**The task**. Select the lines that hold the word "name" and copy each one.

**Records**.
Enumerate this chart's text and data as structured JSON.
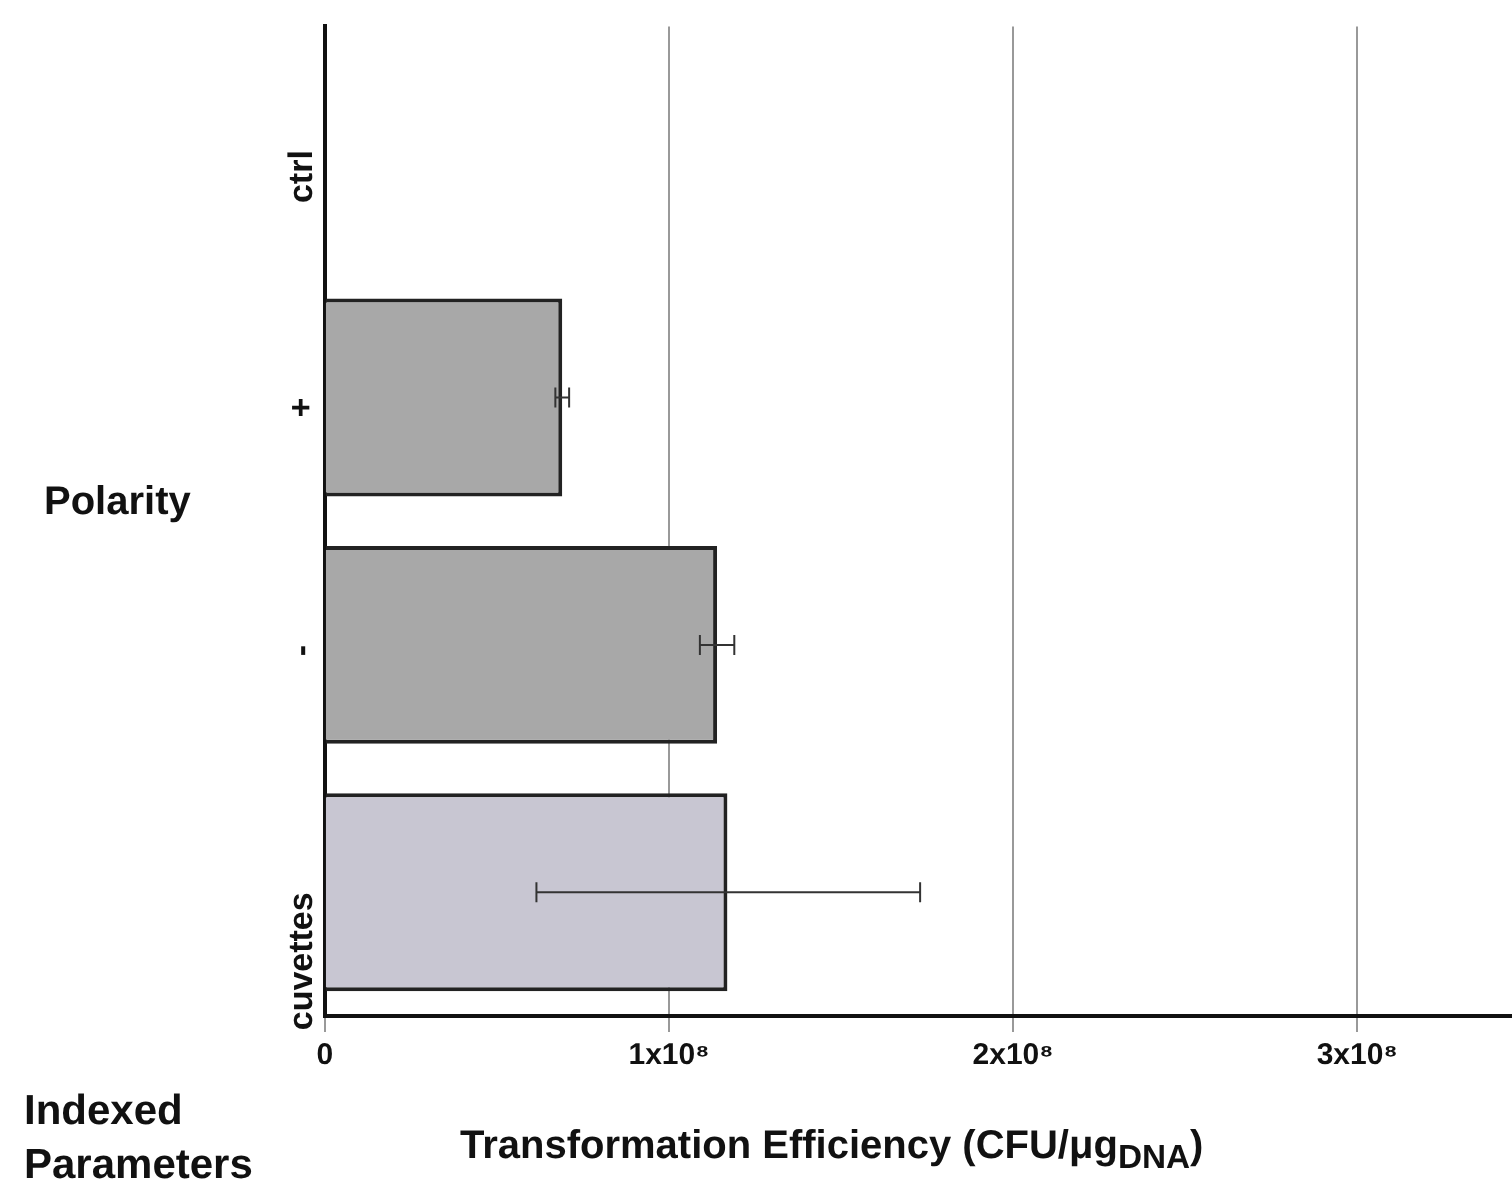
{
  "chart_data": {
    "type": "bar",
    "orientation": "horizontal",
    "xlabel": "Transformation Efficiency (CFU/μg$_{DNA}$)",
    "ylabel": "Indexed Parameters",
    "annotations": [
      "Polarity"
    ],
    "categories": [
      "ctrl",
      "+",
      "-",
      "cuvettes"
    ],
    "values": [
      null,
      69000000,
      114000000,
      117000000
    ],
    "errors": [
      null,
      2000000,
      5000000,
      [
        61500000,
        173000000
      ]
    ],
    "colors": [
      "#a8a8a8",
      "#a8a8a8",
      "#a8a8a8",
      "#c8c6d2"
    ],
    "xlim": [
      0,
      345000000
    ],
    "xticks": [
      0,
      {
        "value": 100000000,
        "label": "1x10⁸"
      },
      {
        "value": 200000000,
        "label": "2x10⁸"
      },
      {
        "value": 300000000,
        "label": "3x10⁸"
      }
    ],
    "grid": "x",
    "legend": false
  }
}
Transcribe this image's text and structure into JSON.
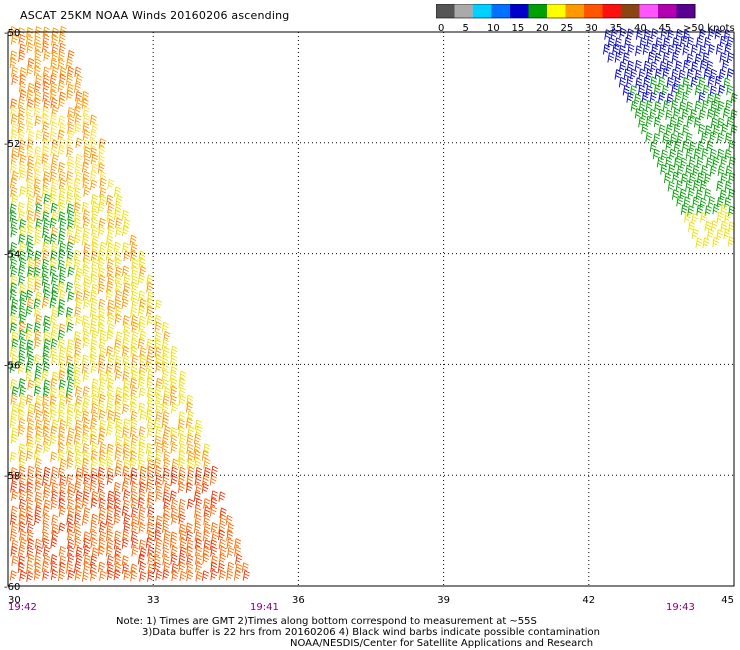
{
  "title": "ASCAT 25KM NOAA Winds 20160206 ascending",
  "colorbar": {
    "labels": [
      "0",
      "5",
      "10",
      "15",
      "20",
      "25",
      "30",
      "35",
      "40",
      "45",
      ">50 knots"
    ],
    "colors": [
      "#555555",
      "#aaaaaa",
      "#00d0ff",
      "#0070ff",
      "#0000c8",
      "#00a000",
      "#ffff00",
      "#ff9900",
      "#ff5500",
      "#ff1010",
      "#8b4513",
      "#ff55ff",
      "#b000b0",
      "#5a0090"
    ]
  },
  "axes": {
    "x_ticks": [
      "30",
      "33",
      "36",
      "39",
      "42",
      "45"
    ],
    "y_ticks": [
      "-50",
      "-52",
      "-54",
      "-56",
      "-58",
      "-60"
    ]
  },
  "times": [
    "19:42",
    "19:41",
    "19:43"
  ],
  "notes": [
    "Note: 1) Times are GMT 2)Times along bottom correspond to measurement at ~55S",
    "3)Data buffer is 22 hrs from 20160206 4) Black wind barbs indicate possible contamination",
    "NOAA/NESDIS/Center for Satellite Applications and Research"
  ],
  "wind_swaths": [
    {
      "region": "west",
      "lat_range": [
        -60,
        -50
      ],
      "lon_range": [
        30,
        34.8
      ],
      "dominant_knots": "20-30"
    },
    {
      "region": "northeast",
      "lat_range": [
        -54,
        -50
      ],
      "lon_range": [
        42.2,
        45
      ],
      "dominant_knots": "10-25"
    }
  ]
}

---

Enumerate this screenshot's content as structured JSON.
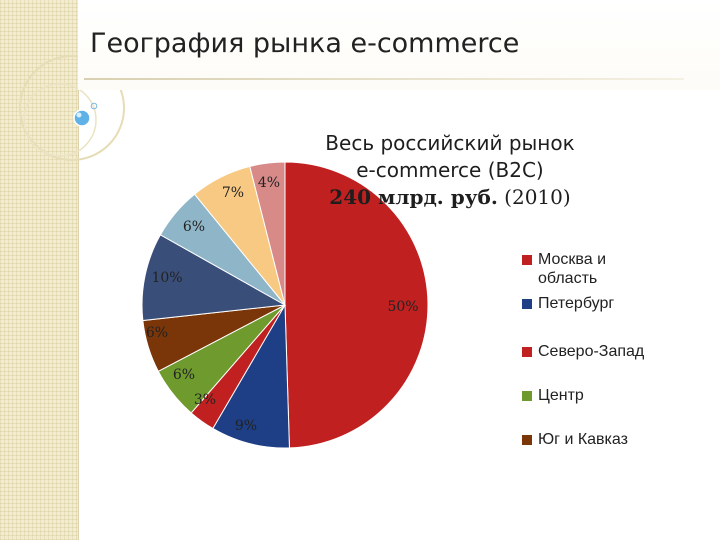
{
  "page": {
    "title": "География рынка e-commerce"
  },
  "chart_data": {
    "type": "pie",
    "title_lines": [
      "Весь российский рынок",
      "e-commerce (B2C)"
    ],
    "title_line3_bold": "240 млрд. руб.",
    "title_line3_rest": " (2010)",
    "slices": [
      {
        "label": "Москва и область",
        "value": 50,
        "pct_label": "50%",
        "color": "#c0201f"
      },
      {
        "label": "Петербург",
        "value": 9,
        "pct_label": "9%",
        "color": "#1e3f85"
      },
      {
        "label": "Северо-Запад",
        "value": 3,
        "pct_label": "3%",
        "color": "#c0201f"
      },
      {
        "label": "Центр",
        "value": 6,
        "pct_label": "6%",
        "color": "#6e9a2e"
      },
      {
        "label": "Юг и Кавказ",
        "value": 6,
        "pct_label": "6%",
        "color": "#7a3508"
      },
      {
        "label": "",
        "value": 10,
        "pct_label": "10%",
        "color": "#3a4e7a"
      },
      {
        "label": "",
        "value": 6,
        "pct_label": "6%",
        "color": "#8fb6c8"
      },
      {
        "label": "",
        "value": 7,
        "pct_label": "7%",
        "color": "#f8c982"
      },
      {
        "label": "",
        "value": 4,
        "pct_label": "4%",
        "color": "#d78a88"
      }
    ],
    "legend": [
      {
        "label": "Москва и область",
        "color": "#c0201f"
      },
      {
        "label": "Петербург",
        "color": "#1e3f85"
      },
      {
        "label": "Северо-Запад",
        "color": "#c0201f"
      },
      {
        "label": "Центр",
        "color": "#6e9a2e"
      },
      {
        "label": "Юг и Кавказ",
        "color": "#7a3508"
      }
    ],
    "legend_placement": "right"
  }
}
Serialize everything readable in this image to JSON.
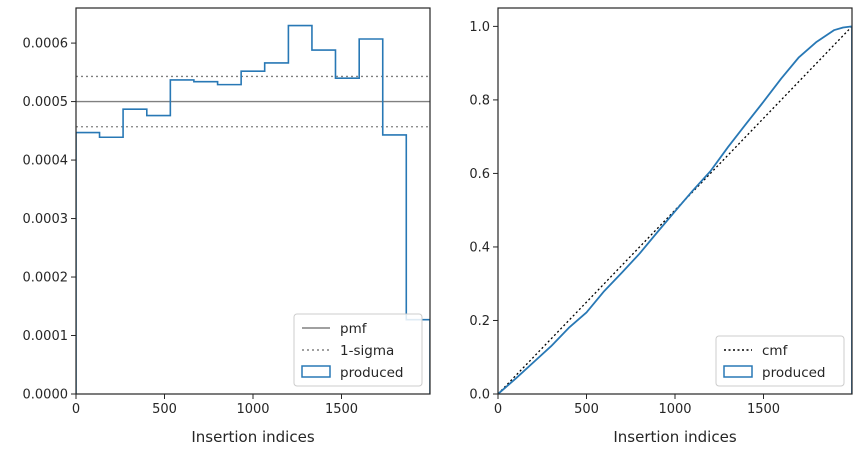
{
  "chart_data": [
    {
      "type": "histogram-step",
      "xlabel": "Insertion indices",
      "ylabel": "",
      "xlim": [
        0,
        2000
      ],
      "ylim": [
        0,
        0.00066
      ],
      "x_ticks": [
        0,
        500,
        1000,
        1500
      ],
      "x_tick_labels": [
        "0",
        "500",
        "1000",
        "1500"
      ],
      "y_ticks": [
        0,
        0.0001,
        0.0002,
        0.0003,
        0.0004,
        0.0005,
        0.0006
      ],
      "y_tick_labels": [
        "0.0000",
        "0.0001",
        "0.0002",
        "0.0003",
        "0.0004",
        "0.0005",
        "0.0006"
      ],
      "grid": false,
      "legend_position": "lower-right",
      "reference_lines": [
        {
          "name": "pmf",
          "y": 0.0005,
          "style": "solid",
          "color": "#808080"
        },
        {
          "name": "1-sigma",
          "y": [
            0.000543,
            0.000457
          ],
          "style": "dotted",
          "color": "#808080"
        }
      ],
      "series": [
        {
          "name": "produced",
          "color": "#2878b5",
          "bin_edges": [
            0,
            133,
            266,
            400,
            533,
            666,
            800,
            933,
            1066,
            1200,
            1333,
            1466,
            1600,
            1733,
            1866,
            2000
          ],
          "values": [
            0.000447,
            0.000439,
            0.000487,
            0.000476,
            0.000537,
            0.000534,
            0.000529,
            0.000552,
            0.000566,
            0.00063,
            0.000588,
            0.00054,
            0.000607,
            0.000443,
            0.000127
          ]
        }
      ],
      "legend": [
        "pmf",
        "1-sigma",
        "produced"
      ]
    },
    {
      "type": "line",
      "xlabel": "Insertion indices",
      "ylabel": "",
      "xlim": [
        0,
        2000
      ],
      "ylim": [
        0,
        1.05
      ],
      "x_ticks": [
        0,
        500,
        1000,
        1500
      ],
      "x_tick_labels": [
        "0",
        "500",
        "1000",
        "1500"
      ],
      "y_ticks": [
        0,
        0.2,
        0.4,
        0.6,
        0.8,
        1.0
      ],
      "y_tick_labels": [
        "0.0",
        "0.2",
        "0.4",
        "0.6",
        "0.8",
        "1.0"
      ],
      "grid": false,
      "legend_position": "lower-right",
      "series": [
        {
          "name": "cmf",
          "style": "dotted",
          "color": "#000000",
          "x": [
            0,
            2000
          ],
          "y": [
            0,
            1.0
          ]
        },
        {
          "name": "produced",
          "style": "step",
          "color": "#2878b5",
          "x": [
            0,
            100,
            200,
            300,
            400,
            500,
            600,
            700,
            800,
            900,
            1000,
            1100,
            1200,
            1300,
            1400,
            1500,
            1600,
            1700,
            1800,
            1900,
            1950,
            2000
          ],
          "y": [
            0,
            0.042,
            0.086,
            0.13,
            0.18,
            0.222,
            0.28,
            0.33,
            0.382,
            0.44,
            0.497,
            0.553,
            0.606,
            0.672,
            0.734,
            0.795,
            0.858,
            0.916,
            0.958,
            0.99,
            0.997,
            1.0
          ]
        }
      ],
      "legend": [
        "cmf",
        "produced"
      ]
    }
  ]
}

**Result of this exercise**.
          "name": "pmf",
          "name": "1-sigma",
          "name": "produced",
          "name": "cmf",
          "name": "produced",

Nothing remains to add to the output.